**What to do**:
Check each line of the material. Copy those containing "this".

**Items from a dataset**:

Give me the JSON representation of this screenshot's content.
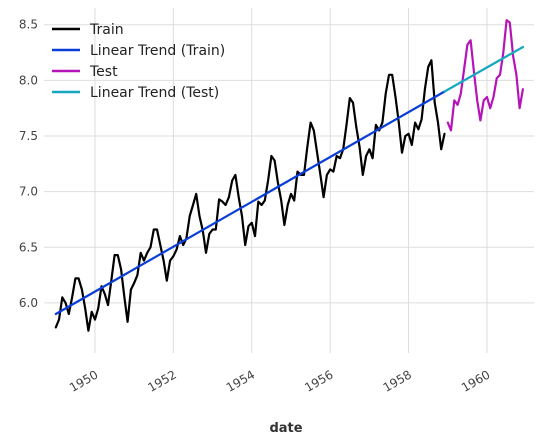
{
  "chart_data": {
    "type": "line",
    "xlabel": "date",
    "ylabel": "",
    "grid": true,
    "legend_position": "top-left",
    "xlim": [
      1948.7,
      1961.2
    ],
    "ylim": [
      5.55,
      8.65
    ],
    "x_ticks": [
      1950,
      1952,
      1954,
      1956,
      1958,
      1960
    ],
    "x_tick_labels": [
      "1950",
      "1952",
      "1954",
      "1956",
      "1958",
      "1960"
    ],
    "y_ticks": [
      6.0,
      6.5,
      7.0,
      7.5,
      8.0,
      8.5
    ],
    "y_tick_labels": [
      "6.0",
      "6.5",
      "7.0",
      "7.5",
      "8.0",
      "8.5"
    ],
    "series": [
      {
        "name": "Train",
        "color": "#000000",
        "x_start": 1949.0,
        "x_step": 0.0833333,
        "values": [
          5.78,
          5.85,
          6.05,
          6.0,
          5.9,
          6.05,
          6.22,
          6.22,
          6.12,
          5.95,
          5.75,
          5.92,
          5.85,
          5.95,
          6.15,
          6.08,
          5.98,
          6.2,
          6.43,
          6.43,
          6.3,
          6.05,
          5.83,
          6.12,
          6.18,
          6.25,
          6.45,
          6.38,
          6.45,
          6.5,
          6.66,
          6.66,
          6.52,
          6.38,
          6.2,
          6.38,
          6.42,
          6.48,
          6.6,
          6.52,
          6.58,
          6.78,
          6.88,
          6.98,
          6.78,
          6.65,
          6.45,
          6.62,
          6.66,
          6.66,
          6.93,
          6.91,
          6.88,
          6.95,
          7.1,
          7.15,
          6.95,
          6.78,
          6.52,
          6.69,
          6.72,
          6.6,
          6.91,
          6.88,
          6.92,
          7.1,
          7.32,
          7.28,
          7.08,
          6.92,
          6.7,
          6.88,
          6.98,
          6.92,
          7.18,
          7.15,
          7.15,
          7.4,
          7.62,
          7.55,
          7.35,
          7.15,
          6.95,
          7.15,
          7.2,
          7.18,
          7.32,
          7.3,
          7.38,
          7.6,
          7.84,
          7.8,
          7.58,
          7.4,
          7.15,
          7.32,
          7.38,
          7.3,
          7.6,
          7.55,
          7.62,
          7.88,
          8.05,
          8.05,
          7.85,
          7.62,
          7.35,
          7.5,
          7.52,
          7.42,
          7.62,
          7.56,
          7.65,
          7.92,
          8.12,
          8.18,
          7.8,
          7.62,
          7.38,
          7.52
        ]
      },
      {
        "name": "Linear Trend (Train)",
        "color": "#0a3ed8",
        "x": [
          1949.0,
          1958.92
        ],
        "values": [
          5.9,
          7.9
        ]
      },
      {
        "name": "Test",
        "color": "#b514b8",
        "x_start": 1959.0,
        "x_step": 0.0833333,
        "values": [
          7.62,
          7.55,
          7.82,
          7.78,
          7.88,
          8.1,
          8.32,
          8.36,
          8.08,
          7.82,
          7.64,
          7.82,
          7.85,
          7.75,
          7.85,
          8.02,
          8.05,
          8.25,
          8.54,
          8.52,
          8.22,
          8.05,
          7.75,
          7.92
        ]
      },
      {
        "name": "Linear Trend (Test)",
        "color": "#17a8bf",
        "x": [
          1958.92,
          1960.92
        ],
        "values": [
          7.9,
          8.3
        ]
      }
    ]
  }
}
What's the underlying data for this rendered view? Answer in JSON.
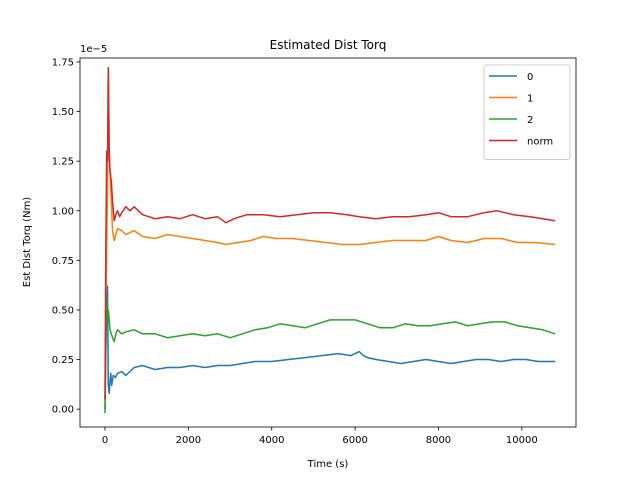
{
  "chart_data": {
    "type": "line",
    "title": "Estimated Dist Torq",
    "xlabel": "Time (s)",
    "ylabel": "Est Dist Torq (Nm)",
    "y_offset_label": "1e−5",
    "xlim": [
      -600,
      11300
    ],
    "ylim": [
      -0.09,
      1.77
    ],
    "x_ticks": [
      0,
      2000,
      4000,
      6000,
      8000,
      10000
    ],
    "x_tick_labels": [
      "0",
      "2000",
      "4000",
      "6000",
      "8000",
      "10000"
    ],
    "y_ticks": [
      0.0,
      0.25,
      0.5,
      0.75,
      1.0,
      1.25,
      1.5,
      1.75
    ],
    "y_tick_labels": [
      "0.00",
      "0.25",
      "0.50",
      "0.75",
      "1.00",
      "1.25",
      "1.50",
      "1.75"
    ],
    "grid": false,
    "legend_position": "top-right",
    "series": [
      {
        "name": "0",
        "color": "#1f77b4",
        "x": [
          0,
          20,
          40,
          60,
          80,
          100,
          120,
          140,
          160,
          200,
          250,
          300,
          400,
          500,
          700,
          900,
          1200,
          1500,
          1800,
          2100,
          2400,
          2700,
          3000,
          3300,
          3600,
          4000,
          4400,
          4800,
          5200,
          5600,
          5900,
          6100,
          6200,
          6300,
          6500,
          6800,
          7100,
          7400,
          7700,
          8000,
          8300,
          8600,
          8900,
          9200,
          9500,
          9800,
          10100,
          10400,
          10800
        ],
        "values": [
          0.0,
          0.28,
          0.55,
          0.62,
          0.12,
          0.08,
          0.14,
          0.18,
          0.12,
          0.17,
          0.16,
          0.18,
          0.19,
          0.17,
          0.21,
          0.22,
          0.2,
          0.21,
          0.21,
          0.22,
          0.21,
          0.22,
          0.22,
          0.23,
          0.24,
          0.24,
          0.25,
          0.26,
          0.27,
          0.28,
          0.27,
          0.29,
          0.27,
          0.26,
          0.25,
          0.24,
          0.23,
          0.24,
          0.25,
          0.24,
          0.23,
          0.24,
          0.25,
          0.25,
          0.24,
          0.25,
          0.25,
          0.24,
          0.24
        ]
      },
      {
        "name": "1",
        "color": "#ff7f0e",
        "x": [
          0,
          30,
          60,
          80,
          100,
          120,
          150,
          180,
          220,
          260,
          300,
          400,
          500,
          700,
          900,
          1200,
          1500,
          1800,
          2100,
          2400,
          2700,
          2900,
          3200,
          3500,
          3800,
          4100,
          4500,
          4900,
          5300,
          5700,
          6100,
          6500,
          6900,
          7300,
          7700,
          8000,
          8300,
          8700,
          9100,
          9500,
          9900,
          10300,
          10800
        ],
        "values": [
          0.05,
          0.7,
          1.1,
          1.72,
          1.3,
          1.2,
          1.05,
          0.9,
          0.85,
          0.88,
          0.91,
          0.9,
          0.88,
          0.9,
          0.87,
          0.86,
          0.88,
          0.87,
          0.86,
          0.85,
          0.84,
          0.83,
          0.84,
          0.85,
          0.87,
          0.86,
          0.86,
          0.85,
          0.84,
          0.83,
          0.83,
          0.84,
          0.85,
          0.85,
          0.85,
          0.87,
          0.85,
          0.84,
          0.86,
          0.86,
          0.84,
          0.84,
          0.83
        ]
      },
      {
        "name": "2",
        "color": "#2ca02c",
        "x": [
          0,
          20,
          40,
          60,
          80,
          100,
          120,
          150,
          180,
          220,
          260,
          300,
          400,
          500,
          700,
          900,
          1200,
          1500,
          1800,
          2100,
          2400,
          2700,
          3000,
          3300,
          3600,
          3900,
          4200,
          4500,
          4800,
          5100,
          5400,
          5700,
          6000,
          6300,
          6600,
          6900,
          7200,
          7500,
          7800,
          8100,
          8400,
          8700,
          9000,
          9300,
          9600,
          9900,
          10200,
          10500,
          10800
        ],
        "values": [
          -0.02,
          0.3,
          0.58,
          0.45,
          0.5,
          0.45,
          0.4,
          0.38,
          0.36,
          0.34,
          0.38,
          0.4,
          0.38,
          0.39,
          0.4,
          0.38,
          0.38,
          0.36,
          0.37,
          0.38,
          0.37,
          0.38,
          0.36,
          0.38,
          0.4,
          0.41,
          0.43,
          0.42,
          0.41,
          0.43,
          0.45,
          0.45,
          0.45,
          0.43,
          0.41,
          0.41,
          0.43,
          0.42,
          0.42,
          0.43,
          0.44,
          0.42,
          0.43,
          0.44,
          0.44,
          0.42,
          0.41,
          0.4,
          0.38
        ]
      },
      {
        "name": "norm",
        "color": "#d62728",
        "x": [
          0,
          20,
          40,
          60,
          80,
          100,
          120,
          150,
          180,
          220,
          260,
          300,
          350,
          400,
          500,
          600,
          700,
          900,
          1200,
          1500,
          1800,
          2100,
          2400,
          2700,
          2900,
          3100,
          3400,
          3800,
          4200,
          4600,
          5000,
          5400,
          5800,
          6100,
          6500,
          6900,
          7300,
          7700,
          8000,
          8300,
          8700,
          9100,
          9400,
          9800,
          10200,
          10500,
          10800
        ],
        "values": [
          0.05,
          0.8,
          1.3,
          1.25,
          1.72,
          1.3,
          1.2,
          1.15,
          1.05,
          0.95,
          0.98,
          1.0,
          0.97,
          0.99,
          1.02,
          1.0,
          1.02,
          0.98,
          0.96,
          0.97,
          0.96,
          0.98,
          0.96,
          0.97,
          0.94,
          0.96,
          0.98,
          0.98,
          0.97,
          0.98,
          0.99,
          0.99,
          0.98,
          0.97,
          0.96,
          0.97,
          0.97,
          0.98,
          0.99,
          0.97,
          0.97,
          0.99,
          1.0,
          0.98,
          0.97,
          0.96,
          0.95
        ]
      }
    ]
  }
}
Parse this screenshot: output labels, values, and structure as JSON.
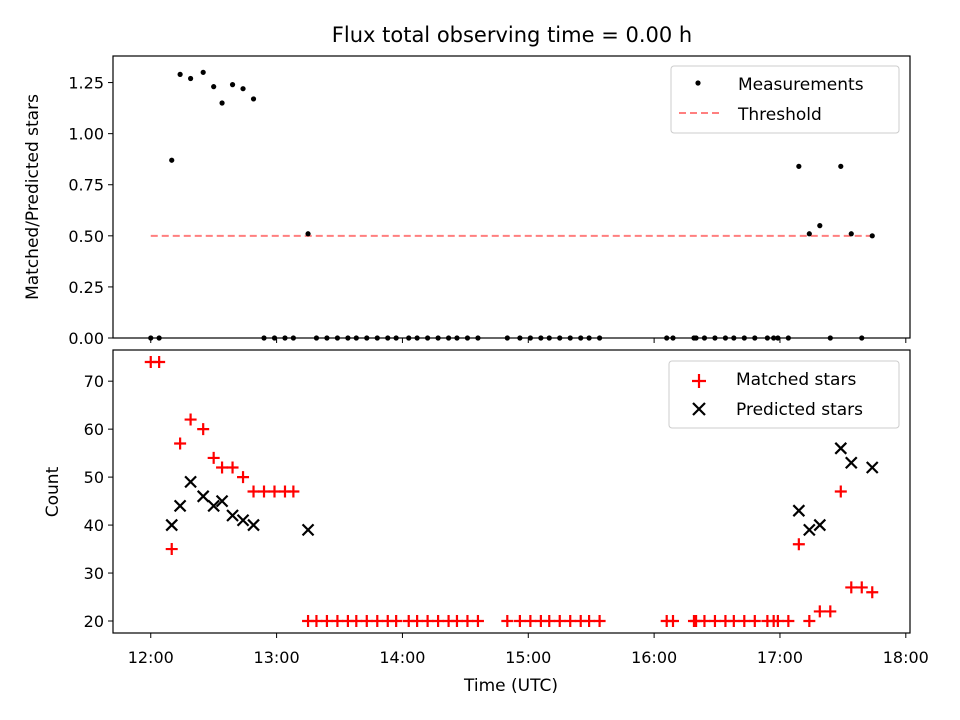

**Full answer**:
Give me the JSON representation of this screenshot's content.
What's the underlying data for this rendered view? Answer in JSON.
Parse this screenshot: output labels, values, and structure as JSON.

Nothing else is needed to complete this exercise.